AUSGEWÄHLTER ABSCHNITT:
Normen
BFA-VG 2014 §21 Abs7
MRK Art6
VwGG §42 Abs2 Z3 litc
12010P/TXT Grundrechte Charta Art47
European Case Law Identifier: ECLI:AT:VWGH:2021:RA2021200021.L00
Spruch:
Die angefochtenen Erkenntnisse werden wegen Rechtswidrigkeit infolge Verletzung von Verfahrensvorschriften aufgehoben.
Der Bund hat den revisionswerbenden Parteien Aufwendungen in der Höhe von jeweils € 1.106,40 binnen zwei Wochen bei sonstiger Exekution zu ersetzen.
Begründung
1 Der minderjährige Zweitrevisionswerber und seine Mutter, die Erstrevisionswerberin, sind Staatsangehörige der Ukraine und stellten am 13. August 2020 Anträge auf internationalen Schutz nach dem Asylgesetz 2005 (AsylG 2005). Als Fluchtgrund brachte die Erstrevisionswerberin vor, ihr (zunächst ebenfalls in Österreich aufhältiger) Ehemann habe sie zur Prostitution gezwungen, um seine Alkoholsucht zu finanzieren. Im März 2019 sei er in die Ukraine abgeschoben worden, habe sie in weiterer Folge per SMS bedroht und zur Prostitution aufgefordert. Sie habe Angst, in die Ukraine abgeschoben zu werden, weil sie dort obdachlos wäre und befürchte, von ihrem Mann wieder zur Prostitution gezwungen zu werden. Der Zweitrevisionswerber habe keine eigenen Fluchtgründe.
2 Das Bundesamt für Fremdenwesen und Asyl (BFA) wies diese Anträge mit den Bescheiden je vom 27. Oktober 2020 jeweils sowohl hinsichtlich des Begehrens auf Zuerkennung des Status von Asylberechtigten gemäß § 3 Abs. 1 AsylG 2005 (Spruchpunkt I.) als auch hinsichtlich des Begehrens auf Zuerkennung des Status von subsidiär Schutzberechtigten gemäß § 8 Abs. 1 AsylG 2005 (Spruchpunkt II.) ab, erteilte den revisionswerbenden Parteien jeweils keinen Aufenthaltstitel aus berücksichtigungswürdigen Gründen (Spruchpunkt III.), erließ gegen sie jeweils eine Rückkehrentscheidung (Spruchpunkt IV.), stellte jeweils fest, dass ihre Abschiebung in die Ukraine zulässig sei (Spruchpunkt V.) und legte jeweils eine Frist für die freiwillige Ausreise fest (Spruchpunkt VI.).

SCHRIFTLICHE AUFGABE 1:
Übersetzen Sie diesen Satz aus der Revisionsentscheidung ins Englische: „Der Bund hat den revisionswerbenden Parteien Aufwendungen in der Höhe von jeweils € 1.106,40 binnen zwei Wochen bei sonstiger Exekution zu ersetzen.“

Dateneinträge
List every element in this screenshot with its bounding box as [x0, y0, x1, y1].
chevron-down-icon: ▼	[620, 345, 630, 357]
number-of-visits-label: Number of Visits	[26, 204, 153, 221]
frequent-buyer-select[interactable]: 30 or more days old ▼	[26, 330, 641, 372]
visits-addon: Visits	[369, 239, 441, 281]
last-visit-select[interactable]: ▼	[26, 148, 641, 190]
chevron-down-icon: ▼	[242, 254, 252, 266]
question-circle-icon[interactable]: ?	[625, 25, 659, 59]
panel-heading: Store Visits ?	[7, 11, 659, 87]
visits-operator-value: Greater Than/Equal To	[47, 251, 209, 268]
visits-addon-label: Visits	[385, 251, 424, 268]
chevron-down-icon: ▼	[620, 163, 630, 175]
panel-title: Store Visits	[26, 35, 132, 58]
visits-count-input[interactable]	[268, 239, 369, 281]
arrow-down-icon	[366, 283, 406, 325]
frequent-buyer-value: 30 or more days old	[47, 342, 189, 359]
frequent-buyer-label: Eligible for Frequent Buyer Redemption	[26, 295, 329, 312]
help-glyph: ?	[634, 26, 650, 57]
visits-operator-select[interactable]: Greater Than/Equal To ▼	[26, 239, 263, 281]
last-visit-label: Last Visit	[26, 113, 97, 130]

SCHRIFTLICHE AUFGABE 2:
Aktualisieren Sie die gesamte Auflistung: Ersetzen Sie darin „Greater Than/Equal To“ durch „Less Than/Equal To“. Alles Übrige bleibt unverändert.

ERWARTETE ANTWORT 1:
The Federation shall reimburse the revision applicants for expenses of € 1,106.40 each within two weeks, failing which enforcement will follow.

ERWARTETE ANTWORT 2:
List every element in this screenshot with its bounding box as [x0, y0, x1, y1].
chevron-down-icon: ▼	[620, 345, 630, 357]
number-of-visits-label: Number of Visits	[26, 204, 153, 221]
frequent-buyer-select[interactable]: 30 or more days old ▼	[26, 330, 641, 372]
visits-addon: Visits	[369, 239, 441, 281]
last-visit-select[interactable]: ▼	[26, 148, 641, 190]
chevron-down-icon: ▼	[242, 254, 252, 266]
question-circle-icon[interactable]: ?	[625, 25, 659, 59]
panel-heading: Store Visits ?	[7, 11, 659, 87]
visits-operator-value: Less Than/Equal To	[47, 251, 209, 268]
visits-addon-label: Visits	[385, 251, 424, 268]
chevron-down-icon: ▼	[620, 163, 630, 175]
panel-title: Store Visits	[26, 35, 132, 58]
visits-count-input[interactable]	[268, 239, 369, 281]
arrow-down-icon	[366, 283, 406, 325]
frequent-buyer-value: 30 or more days old	[47, 342, 189, 359]
frequent-buyer-label: Eligible for Frequent Buyer Redemption	[26, 295, 329, 312]
help-glyph: ?	[634, 26, 650, 57]
visits-operator-select[interactable]: Less Than/Equal To ▼	[26, 239, 263, 281]
last-visit-label: Last Visit	[26, 113, 97, 130]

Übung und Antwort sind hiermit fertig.